### DIRECTIONS FOR THIS TASK
Copy out all lines of the records in which the word "Online" appears.
________________________________________
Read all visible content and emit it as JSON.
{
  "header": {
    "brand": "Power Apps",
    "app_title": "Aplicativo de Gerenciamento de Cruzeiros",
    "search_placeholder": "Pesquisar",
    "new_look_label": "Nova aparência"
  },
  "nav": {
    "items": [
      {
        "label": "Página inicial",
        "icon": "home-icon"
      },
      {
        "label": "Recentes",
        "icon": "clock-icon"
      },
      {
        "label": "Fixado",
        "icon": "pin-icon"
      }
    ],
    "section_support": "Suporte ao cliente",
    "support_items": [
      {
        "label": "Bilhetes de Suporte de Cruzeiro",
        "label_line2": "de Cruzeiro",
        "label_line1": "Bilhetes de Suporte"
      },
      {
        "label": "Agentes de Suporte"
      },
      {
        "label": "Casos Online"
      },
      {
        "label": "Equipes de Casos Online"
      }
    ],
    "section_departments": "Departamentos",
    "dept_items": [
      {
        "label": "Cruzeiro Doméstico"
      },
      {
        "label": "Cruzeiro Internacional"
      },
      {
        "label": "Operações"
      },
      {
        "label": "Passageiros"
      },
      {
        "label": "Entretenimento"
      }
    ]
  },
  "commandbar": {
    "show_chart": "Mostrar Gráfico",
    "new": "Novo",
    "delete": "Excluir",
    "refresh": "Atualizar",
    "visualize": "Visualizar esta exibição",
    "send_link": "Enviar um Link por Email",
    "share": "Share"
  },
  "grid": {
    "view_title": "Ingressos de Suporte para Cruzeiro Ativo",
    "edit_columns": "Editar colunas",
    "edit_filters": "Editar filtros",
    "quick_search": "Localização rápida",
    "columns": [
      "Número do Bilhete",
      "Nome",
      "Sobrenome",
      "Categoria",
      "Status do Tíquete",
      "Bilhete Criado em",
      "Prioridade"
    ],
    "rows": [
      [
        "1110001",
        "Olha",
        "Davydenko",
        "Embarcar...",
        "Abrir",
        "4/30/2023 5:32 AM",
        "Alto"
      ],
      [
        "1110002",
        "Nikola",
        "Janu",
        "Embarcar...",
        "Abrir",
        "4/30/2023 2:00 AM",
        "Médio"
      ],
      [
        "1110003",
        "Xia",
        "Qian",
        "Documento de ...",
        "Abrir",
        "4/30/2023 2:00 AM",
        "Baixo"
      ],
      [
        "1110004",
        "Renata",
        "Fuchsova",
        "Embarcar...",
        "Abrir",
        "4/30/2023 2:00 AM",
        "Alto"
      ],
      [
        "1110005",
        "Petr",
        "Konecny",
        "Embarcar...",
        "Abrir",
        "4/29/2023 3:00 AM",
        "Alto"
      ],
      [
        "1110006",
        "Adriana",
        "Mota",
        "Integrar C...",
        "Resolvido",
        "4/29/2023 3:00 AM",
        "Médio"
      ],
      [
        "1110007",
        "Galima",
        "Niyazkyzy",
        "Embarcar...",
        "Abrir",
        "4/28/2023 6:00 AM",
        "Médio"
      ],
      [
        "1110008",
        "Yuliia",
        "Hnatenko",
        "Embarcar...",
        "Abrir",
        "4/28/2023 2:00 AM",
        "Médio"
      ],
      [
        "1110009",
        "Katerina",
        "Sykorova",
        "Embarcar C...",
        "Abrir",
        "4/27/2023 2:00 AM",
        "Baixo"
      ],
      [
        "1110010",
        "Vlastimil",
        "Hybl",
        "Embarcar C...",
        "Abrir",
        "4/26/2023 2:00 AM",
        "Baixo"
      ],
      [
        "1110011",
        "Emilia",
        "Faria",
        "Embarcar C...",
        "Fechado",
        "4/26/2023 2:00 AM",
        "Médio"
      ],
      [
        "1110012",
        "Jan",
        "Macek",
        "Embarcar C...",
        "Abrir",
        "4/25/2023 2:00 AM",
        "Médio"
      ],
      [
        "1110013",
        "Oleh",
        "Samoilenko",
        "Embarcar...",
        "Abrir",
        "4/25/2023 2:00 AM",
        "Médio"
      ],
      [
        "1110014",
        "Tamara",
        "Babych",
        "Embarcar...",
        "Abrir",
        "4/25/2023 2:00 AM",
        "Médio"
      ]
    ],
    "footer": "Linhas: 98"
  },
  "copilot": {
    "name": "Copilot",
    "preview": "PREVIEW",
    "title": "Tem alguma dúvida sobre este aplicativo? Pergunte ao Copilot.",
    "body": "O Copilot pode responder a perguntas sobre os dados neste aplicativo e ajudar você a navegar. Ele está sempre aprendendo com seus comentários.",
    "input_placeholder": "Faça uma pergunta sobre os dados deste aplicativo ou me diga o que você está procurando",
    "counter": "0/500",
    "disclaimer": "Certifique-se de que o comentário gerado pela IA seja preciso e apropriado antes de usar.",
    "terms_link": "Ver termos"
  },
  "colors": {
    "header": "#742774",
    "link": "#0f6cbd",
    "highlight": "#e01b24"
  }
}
________________________________________
### CORRECT ANSWER
        "label": "Casos Online"
        "label": "Equipes de Casos Online"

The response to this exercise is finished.